What is being asked:
From the listing below, select every line where the word "Superior" appears.

[Data listing]
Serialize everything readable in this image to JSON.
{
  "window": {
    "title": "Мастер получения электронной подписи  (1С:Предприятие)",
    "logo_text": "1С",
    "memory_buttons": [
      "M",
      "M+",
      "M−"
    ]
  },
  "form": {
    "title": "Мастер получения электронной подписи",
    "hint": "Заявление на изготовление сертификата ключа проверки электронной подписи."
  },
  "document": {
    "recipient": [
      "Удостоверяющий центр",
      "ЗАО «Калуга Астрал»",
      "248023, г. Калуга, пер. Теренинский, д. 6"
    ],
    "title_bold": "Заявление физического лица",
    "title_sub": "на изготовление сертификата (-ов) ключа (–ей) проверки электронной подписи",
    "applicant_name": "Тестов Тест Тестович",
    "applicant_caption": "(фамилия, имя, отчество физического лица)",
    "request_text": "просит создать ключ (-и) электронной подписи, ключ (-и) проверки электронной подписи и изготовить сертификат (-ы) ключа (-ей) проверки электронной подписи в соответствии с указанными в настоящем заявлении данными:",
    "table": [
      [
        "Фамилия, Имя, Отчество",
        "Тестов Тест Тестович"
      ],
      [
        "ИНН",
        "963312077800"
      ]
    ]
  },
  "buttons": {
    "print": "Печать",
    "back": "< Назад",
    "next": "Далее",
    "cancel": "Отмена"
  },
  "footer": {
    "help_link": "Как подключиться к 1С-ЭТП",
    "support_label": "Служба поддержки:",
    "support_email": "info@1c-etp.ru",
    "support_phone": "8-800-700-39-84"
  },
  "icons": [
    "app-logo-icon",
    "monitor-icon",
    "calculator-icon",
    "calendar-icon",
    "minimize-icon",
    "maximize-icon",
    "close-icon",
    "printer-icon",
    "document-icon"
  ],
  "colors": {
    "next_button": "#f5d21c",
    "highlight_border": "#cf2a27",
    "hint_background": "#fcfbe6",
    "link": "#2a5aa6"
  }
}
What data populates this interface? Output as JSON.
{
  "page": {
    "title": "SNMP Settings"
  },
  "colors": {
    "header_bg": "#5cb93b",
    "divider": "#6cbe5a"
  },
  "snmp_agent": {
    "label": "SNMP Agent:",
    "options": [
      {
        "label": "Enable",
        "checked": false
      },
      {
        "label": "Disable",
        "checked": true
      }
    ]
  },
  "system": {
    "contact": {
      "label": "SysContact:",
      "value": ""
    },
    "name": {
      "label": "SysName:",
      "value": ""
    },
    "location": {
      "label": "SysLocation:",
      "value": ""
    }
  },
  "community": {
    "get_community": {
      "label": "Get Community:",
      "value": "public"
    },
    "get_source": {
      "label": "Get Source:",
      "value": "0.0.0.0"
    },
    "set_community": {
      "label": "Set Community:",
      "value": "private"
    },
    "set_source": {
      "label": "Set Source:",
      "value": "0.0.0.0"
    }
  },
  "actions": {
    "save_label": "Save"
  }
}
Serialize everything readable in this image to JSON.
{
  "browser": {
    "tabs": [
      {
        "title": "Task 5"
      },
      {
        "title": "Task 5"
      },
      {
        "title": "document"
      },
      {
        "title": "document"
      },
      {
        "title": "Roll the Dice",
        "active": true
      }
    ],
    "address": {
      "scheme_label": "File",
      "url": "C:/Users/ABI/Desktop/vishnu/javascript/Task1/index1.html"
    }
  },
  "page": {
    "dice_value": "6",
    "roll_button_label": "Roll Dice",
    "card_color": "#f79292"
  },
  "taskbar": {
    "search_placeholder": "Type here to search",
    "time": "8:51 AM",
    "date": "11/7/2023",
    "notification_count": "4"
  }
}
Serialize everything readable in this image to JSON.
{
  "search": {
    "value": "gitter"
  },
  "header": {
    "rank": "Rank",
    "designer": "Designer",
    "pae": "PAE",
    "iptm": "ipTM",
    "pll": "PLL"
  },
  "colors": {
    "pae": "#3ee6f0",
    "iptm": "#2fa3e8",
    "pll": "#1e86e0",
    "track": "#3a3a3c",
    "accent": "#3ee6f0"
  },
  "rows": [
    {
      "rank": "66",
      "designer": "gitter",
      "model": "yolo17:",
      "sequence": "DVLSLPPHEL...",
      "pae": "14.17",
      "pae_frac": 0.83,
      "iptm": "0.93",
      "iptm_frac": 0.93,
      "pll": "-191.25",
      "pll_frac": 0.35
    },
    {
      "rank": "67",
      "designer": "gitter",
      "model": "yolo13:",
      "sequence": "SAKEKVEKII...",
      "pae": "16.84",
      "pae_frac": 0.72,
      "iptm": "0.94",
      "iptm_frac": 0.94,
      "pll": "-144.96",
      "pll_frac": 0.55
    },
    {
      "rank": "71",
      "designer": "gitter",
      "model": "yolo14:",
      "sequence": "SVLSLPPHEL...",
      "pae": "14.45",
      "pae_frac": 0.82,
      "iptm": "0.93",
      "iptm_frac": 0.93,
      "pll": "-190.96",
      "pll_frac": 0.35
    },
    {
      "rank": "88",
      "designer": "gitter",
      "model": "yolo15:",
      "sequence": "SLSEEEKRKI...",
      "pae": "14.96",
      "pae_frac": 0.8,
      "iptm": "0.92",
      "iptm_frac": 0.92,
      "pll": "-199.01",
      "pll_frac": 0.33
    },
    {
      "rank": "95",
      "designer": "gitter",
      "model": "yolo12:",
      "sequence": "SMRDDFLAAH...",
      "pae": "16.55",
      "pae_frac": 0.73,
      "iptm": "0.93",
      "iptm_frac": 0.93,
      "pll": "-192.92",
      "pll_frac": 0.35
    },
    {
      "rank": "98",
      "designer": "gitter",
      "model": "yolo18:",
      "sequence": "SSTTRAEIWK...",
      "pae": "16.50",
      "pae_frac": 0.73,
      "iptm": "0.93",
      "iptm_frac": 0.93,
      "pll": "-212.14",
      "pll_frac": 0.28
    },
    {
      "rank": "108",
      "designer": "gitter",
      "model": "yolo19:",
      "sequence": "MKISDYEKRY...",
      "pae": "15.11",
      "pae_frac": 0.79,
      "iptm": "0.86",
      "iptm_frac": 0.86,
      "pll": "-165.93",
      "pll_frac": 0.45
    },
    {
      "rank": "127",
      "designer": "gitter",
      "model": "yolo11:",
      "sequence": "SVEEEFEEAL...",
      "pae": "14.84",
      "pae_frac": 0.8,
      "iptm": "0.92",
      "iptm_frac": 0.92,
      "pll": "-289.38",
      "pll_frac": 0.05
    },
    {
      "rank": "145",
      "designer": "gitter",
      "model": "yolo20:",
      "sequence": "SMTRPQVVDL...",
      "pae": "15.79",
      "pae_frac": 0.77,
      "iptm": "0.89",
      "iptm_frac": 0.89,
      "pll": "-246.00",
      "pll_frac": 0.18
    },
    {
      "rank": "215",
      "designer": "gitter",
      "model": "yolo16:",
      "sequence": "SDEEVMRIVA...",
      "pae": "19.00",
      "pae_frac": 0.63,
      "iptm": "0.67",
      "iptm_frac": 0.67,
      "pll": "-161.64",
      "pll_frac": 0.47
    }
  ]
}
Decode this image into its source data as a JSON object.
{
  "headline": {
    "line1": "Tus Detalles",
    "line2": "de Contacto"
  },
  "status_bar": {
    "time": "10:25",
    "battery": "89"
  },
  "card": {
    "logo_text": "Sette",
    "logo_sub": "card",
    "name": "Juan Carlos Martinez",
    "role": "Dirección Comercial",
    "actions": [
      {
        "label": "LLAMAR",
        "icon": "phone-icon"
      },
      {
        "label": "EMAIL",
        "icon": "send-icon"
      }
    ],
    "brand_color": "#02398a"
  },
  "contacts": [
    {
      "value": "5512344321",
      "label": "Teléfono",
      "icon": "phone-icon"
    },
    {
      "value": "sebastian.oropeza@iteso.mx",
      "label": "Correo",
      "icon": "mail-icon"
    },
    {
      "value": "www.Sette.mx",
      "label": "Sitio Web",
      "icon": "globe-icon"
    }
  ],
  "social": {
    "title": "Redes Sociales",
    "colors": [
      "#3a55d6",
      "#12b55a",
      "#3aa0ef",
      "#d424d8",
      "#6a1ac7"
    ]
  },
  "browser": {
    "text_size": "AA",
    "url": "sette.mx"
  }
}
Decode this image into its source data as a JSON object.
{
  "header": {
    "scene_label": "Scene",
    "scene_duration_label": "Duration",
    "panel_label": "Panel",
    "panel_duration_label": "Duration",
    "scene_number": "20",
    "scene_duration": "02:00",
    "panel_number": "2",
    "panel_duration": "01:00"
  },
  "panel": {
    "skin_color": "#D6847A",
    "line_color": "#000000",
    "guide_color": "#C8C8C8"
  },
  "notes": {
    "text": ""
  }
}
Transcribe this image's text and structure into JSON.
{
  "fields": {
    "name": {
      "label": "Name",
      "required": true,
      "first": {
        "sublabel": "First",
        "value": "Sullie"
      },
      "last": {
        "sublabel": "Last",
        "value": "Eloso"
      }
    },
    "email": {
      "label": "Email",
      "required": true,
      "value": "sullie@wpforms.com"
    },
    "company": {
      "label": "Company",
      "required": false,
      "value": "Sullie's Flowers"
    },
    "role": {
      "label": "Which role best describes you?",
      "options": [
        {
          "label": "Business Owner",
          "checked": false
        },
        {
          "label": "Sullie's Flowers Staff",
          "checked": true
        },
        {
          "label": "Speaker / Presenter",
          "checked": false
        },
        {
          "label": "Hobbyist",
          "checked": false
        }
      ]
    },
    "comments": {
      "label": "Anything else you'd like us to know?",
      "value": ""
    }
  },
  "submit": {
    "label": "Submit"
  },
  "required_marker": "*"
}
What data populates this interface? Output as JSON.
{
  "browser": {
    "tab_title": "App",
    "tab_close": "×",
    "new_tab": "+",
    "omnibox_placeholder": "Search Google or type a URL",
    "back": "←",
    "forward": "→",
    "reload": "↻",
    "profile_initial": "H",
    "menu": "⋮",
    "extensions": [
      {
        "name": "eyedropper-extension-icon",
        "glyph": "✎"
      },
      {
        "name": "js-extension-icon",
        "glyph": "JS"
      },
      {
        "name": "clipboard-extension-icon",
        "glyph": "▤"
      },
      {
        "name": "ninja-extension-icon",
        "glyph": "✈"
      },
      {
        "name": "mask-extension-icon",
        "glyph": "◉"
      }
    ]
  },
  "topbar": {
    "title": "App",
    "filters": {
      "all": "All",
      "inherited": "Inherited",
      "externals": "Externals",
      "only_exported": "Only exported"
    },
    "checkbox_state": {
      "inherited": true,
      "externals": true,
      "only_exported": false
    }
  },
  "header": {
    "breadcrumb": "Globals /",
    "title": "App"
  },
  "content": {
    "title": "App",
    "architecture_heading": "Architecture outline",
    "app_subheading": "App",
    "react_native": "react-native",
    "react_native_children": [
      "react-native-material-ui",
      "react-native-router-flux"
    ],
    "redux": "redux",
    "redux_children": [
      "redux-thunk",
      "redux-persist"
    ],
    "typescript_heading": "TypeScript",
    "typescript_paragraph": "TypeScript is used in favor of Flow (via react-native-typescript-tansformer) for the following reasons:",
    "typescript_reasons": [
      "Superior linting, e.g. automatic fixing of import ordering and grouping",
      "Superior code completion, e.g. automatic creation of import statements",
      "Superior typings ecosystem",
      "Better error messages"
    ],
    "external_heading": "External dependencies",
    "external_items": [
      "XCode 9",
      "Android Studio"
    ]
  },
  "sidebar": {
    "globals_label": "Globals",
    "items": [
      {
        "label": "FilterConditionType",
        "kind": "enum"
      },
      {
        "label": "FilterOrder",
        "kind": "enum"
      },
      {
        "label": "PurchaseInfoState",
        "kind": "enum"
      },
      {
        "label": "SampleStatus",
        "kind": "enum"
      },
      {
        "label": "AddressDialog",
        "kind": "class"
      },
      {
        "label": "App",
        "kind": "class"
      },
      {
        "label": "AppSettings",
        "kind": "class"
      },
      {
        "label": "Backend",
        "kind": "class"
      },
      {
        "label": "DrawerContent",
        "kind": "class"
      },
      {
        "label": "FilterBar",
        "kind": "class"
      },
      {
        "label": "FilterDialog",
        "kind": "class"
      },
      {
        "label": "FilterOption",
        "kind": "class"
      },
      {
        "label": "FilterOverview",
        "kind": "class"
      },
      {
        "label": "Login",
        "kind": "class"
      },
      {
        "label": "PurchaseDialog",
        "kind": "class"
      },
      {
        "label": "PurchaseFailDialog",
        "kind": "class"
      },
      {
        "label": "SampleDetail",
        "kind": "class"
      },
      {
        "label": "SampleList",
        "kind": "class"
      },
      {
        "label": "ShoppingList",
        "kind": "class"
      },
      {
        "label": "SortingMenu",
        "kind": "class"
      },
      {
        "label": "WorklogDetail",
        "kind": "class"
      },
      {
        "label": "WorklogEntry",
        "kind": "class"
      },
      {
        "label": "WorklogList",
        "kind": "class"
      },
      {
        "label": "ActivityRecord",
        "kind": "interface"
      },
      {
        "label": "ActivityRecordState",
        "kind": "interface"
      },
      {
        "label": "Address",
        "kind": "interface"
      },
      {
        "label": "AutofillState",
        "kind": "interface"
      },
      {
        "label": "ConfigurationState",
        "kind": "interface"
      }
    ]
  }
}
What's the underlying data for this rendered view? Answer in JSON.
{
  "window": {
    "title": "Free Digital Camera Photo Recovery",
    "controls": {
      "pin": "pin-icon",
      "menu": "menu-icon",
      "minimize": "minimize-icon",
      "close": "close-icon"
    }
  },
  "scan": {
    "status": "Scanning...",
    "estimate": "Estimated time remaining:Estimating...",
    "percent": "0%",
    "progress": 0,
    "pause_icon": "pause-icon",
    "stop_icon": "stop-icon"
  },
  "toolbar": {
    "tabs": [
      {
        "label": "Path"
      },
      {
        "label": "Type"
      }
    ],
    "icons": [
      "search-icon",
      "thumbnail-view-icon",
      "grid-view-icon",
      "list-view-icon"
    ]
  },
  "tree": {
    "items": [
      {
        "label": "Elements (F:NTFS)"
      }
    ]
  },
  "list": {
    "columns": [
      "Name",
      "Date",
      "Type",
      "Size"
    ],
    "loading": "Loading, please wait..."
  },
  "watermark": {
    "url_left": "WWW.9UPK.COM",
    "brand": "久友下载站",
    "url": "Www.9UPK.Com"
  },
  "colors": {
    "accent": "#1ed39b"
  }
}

Written response:
      "Superior linting, e.g. automatic fixing of import ordering and grouping",
      "Superior code completion, e.g. automatic creation of import statements",
      "Superior typings ecosystem",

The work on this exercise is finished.